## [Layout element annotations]
_ _ _ _ _ _ _

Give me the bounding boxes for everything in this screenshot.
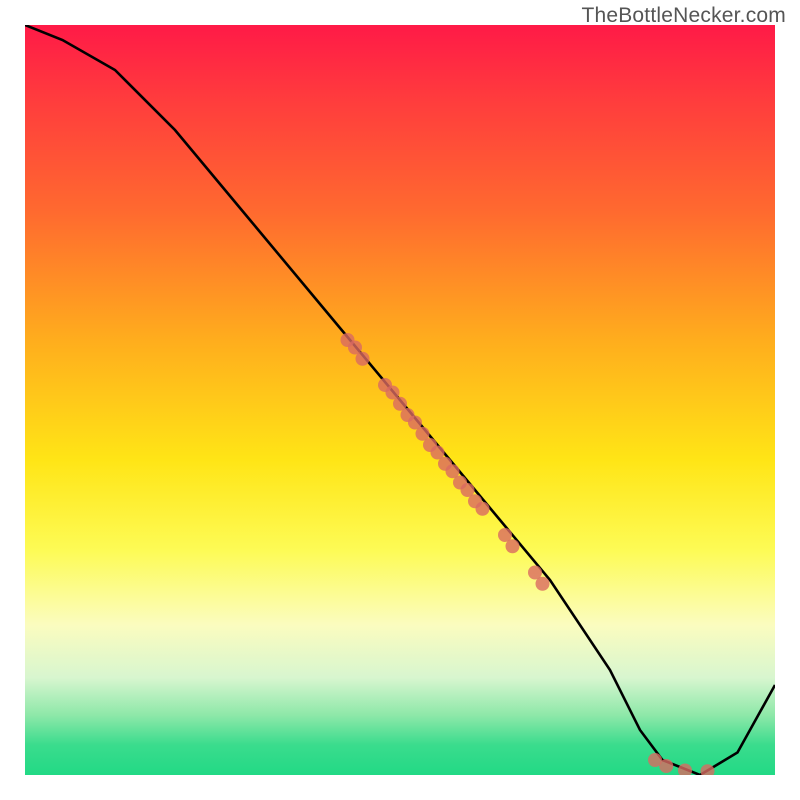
data-point [678,764,692,776]
data-point [356,352,370,366]
data-point [536,577,550,591]
data-point [476,502,490,516]
chart-svg-overlay [25,25,775,775]
bottleneck-chart: TheBottleNecker.com [0,0,800,800]
data-point [506,539,520,553]
data-point [701,764,715,775]
data-point [659,759,673,773]
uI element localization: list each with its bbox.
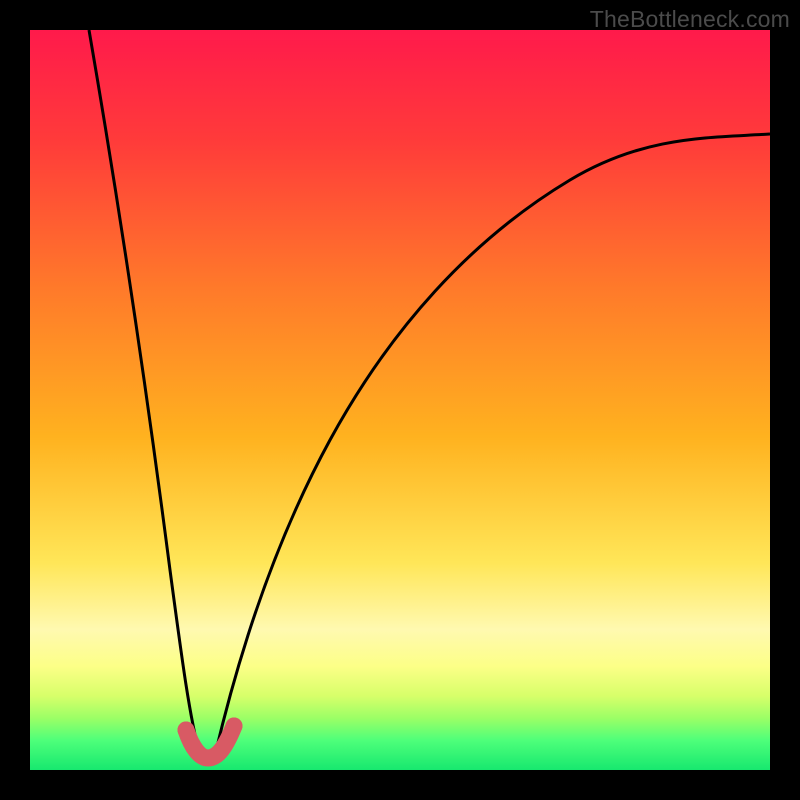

_ _ _ _ _ _ _

Turn every line of the material above into a numbered list, omitting blank lines and the pictures.

1. Give me the bounding boxes for everything in this screenshot.
2. data-point [678,764,692,776]
3. data-point [356,352,370,366]
4. data-point [536,577,550,591]
5. data-point [476,502,490,516]
6. chart-svg-overlay [25,25,775,775]
7. bottleneck-chart: TheBottleNecker.com [0,0,800,800]
8. data-point [506,539,520,553]
9. data-point [701,764,715,775]
10. data-point [659,759,673,773]
11. uI element localization: list each with its bbox.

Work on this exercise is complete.